DESCRIPTION OF THE TASK → Without including any pictures, write out all the entries exactly.

DATA FOR PROCESSING →
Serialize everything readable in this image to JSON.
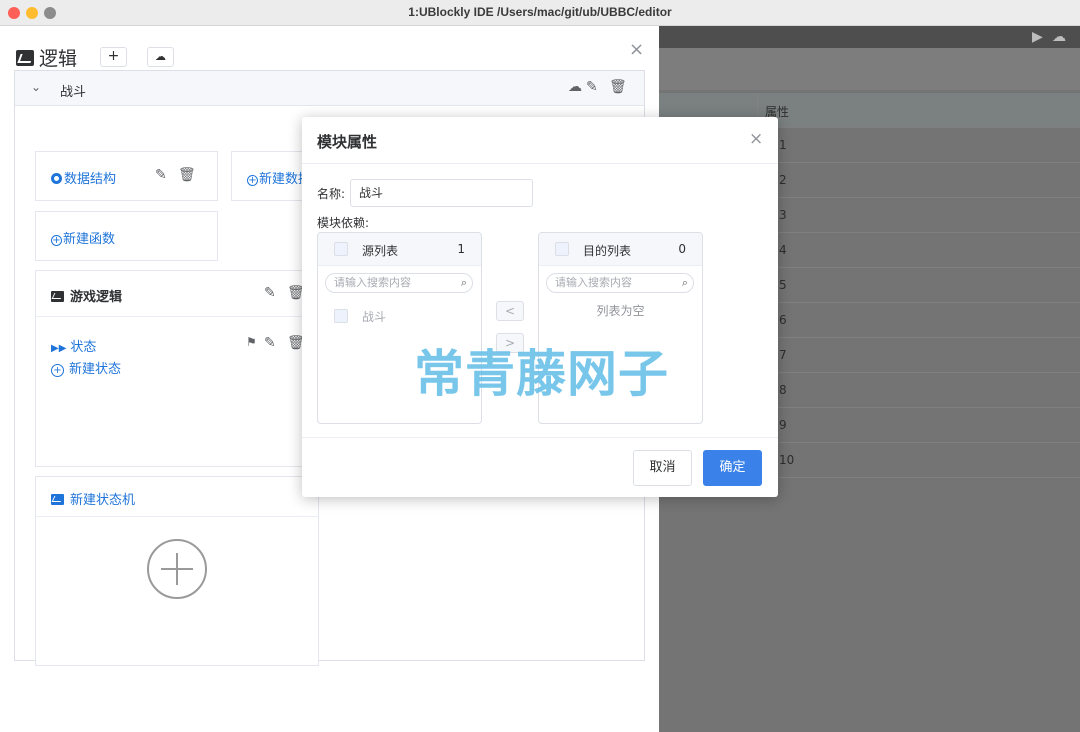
{
  "window": {
    "title": "1:UBlockly IDE /Users/mac/git/ub/UBBC/editor"
  },
  "background": {
    "table_header": "属性",
    "rows": [
      "1",
      "2",
      "3",
      "4",
      "5",
      "6",
      "7",
      "8",
      "9",
      "10"
    ]
  },
  "drawer": {
    "title": "逻辑",
    "add_button": "+",
    "close": "×",
    "module": {
      "name": "战斗",
      "data_structure_link": "数据结构",
      "new_data_link": "新建数据",
      "new_function_link": "新建函数",
      "game_logic": {
        "title": "游戏逻辑",
        "state_item": "状态",
        "new_state": "新建状态"
      },
      "new_state_machine": "新建状态机"
    }
  },
  "dialog": {
    "title": "模块属性",
    "close": "×",
    "name_label": "名称:",
    "name_value": "战斗",
    "deps_label": "模块依赖:",
    "source": {
      "title": "源列表",
      "count": "1",
      "search_placeholder": "请输入搜索内容",
      "items": [
        "战斗"
      ]
    },
    "target": {
      "title": "目的列表",
      "count": "0",
      "search_placeholder": "请输入搜索内容",
      "empty_text": "列表为空"
    },
    "move_left": "<",
    "move_right": ">",
    "cancel_label": "取消",
    "ok_label": "确定"
  },
  "watermark": "常青藤网子",
  "colors": {
    "link": "#1f74d9",
    "primary": "#3a82e9",
    "watermark": "#66bfe8"
  }
}
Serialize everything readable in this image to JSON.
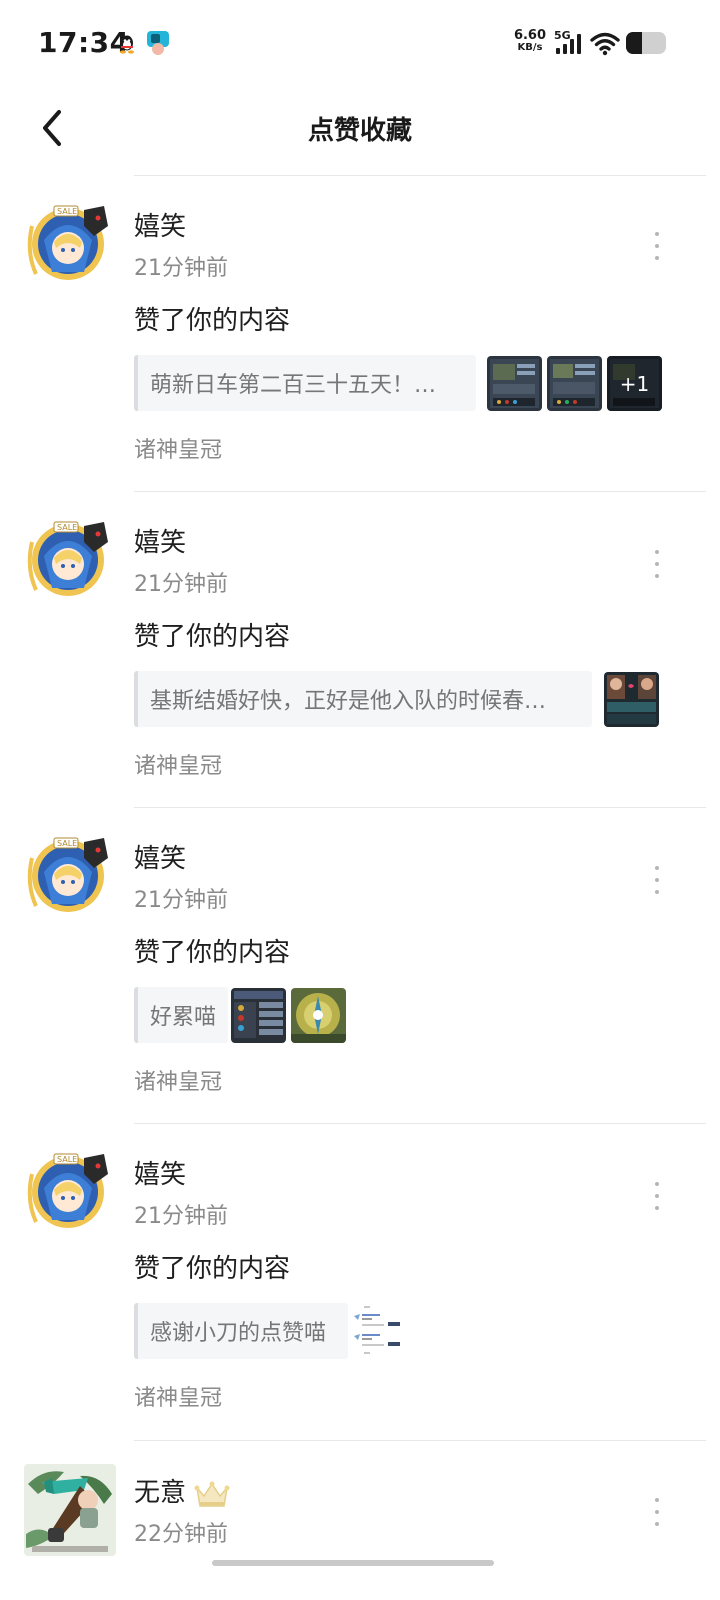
{
  "status_bar": {
    "time": "17:34",
    "net_speed_value": "6.60",
    "net_speed_unit": "KB/s",
    "network": "5G",
    "icons": [
      "qq-icon",
      "app-notification-icon",
      "signal-icon",
      "wifi-icon",
      "battery-icon"
    ]
  },
  "header": {
    "title": "点赞收藏",
    "back_icon": "back-arrow-icon"
  },
  "items": [
    {
      "user": "嬉笑",
      "time": "21分钟前",
      "action": "赞了你的内容",
      "quote": "萌新日车第二百三十五天！…",
      "thumbnails": [
        "game-screenshot",
        "game-screenshot",
        "game-screenshot"
      ],
      "more_count": "+1",
      "source": "诸神皇冠"
    },
    {
      "user": "嬉笑",
      "time": "21分钟前",
      "action": "赞了你的内容",
      "quote": "基斯结婚好快，正好是他入队的时候春…",
      "thumbnails": [
        "game-screenshot"
      ],
      "source": "诸神皇冠"
    },
    {
      "user": "嬉笑",
      "time": "21分钟前",
      "action": "赞了你的内容",
      "quote": "好累喵",
      "thumbnails": [
        "game-screenshot",
        "game-screenshot"
      ],
      "source": "诸神皇冠"
    },
    {
      "user": "嬉笑",
      "time": "21分钟前",
      "action": "赞了你的内容",
      "quote": "感谢小刀的点赞喵",
      "thumbnails": [
        "comment-screenshot"
      ],
      "source": "诸神皇冠"
    },
    {
      "user": "无意",
      "badge_icon": "crown-icon",
      "time": "22分钟前"
    }
  ],
  "colors": {
    "text_primary": "#1f1f1f",
    "text_secondary": "#8a8a8a",
    "quote_bg": "#f5f6f8",
    "divider": "#e8e8e8"
  }
}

THE SOLUTION →
Serialize everything readable in this image to JSON.
{
  "window": {
    "title": "1:UBlockly IDE /Users/mac/git/ub/UBBC/editor"
  },
  "background": {
    "table_header": "属性",
    "rows": [
      "1",
      "2",
      "3",
      "4",
      "5",
      "6",
      "7",
      "8",
      "9",
      "10"
    ]
  },
  "drawer": {
    "title": "逻辑",
    "add_button": "+",
    "close": "×",
    "module": {
      "name": "战斗",
      "data_structure_link": "数据结构",
      "new_data_link": "新建数据",
      "new_function_link": "新建函数",
      "game_logic": {
        "title": "游戏逻辑",
        "state_item": "状态",
        "new_state": "新建状态"
      },
      "new_state_machine": "新建状态机"
    }
  },
  "dialog": {
    "title": "模块属性",
    "close": "×",
    "name_label": "名称:",
    "name_value": "战斗",
    "deps_label": "模块依赖:",
    "source": {
      "title": "源列表",
      "count": "1",
      "search_placeholder": "请输入搜索内容",
      "items": [
        "战斗"
      ]
    },
    "target": {
      "title": "目的列表",
      "count": "0",
      "search_placeholder": "请输入搜索内容",
      "empty_text": "列表为空"
    },
    "move_left": "<",
    "move_right": ">",
    "cancel_label": "取消",
    "ok_label": "确定"
  },
  "watermark": "常青藤网子",
  "colors": {
    "link": "#1f74d9",
    "primary": "#3a82e9",
    "watermark": "#66bfe8"
  }
}
Serialize everything readable in this image to JSON.
{
  "status_bar": {
    "time": "17:34",
    "net_speed_value": "6.60",
    "net_speed_unit": "KB/s",
    "network": "5G",
    "icons": [
      "qq-icon",
      "app-notification-icon",
      "signal-icon",
      "wifi-icon",
      "battery-icon"
    ]
  },
  "header": {
    "title": "点赞收藏",
    "back_icon": "back-arrow-icon"
  },
  "items": [
    {
      "user": "嬉笑",
      "time": "21分钟前",
      "action": "赞了你的内容",
      "quote": "萌新日车第二百三十五天！…",
      "thumbnails": [
        "game-screenshot",
        "game-screenshot",
        "game-screenshot"
      ],
      "more_count": "+1",
      "source": "诸神皇冠"
    },
    {
      "user": "嬉笑",
      "time": "21分钟前",
      "action": "赞了你的内容",
      "quote": "基斯结婚好快，正好是他入队的时候春…",
      "thumbnails": [
        "game-screenshot"
      ],
      "source": "诸神皇冠"
    },
    {
      "user": "嬉笑",
      "time": "21分钟前",
      "action": "赞了你的内容",
      "quote": "好累喵",
      "thumbnails": [
        "game-screenshot",
        "game-screenshot"
      ],
      "source": "诸神皇冠"
    },
    {
      "user": "嬉笑",
      "time": "21分钟前",
      "action": "赞了你的内容",
      "quote": "感谢小刀的点赞喵",
      "thumbnails": [
        "comment-screenshot"
      ],
      "source": "诸神皇冠"
    },
    {
      "user": "无意",
      "badge_icon": "crown-icon",
      "time": "22分钟前"
    }
  ],
  "colors": {
    "text_primary": "#1f1f1f",
    "text_secondary": "#8a8a8a",
    "quote_bg": "#f5f6f8",
    "divider": "#e8e8e8"
  }
}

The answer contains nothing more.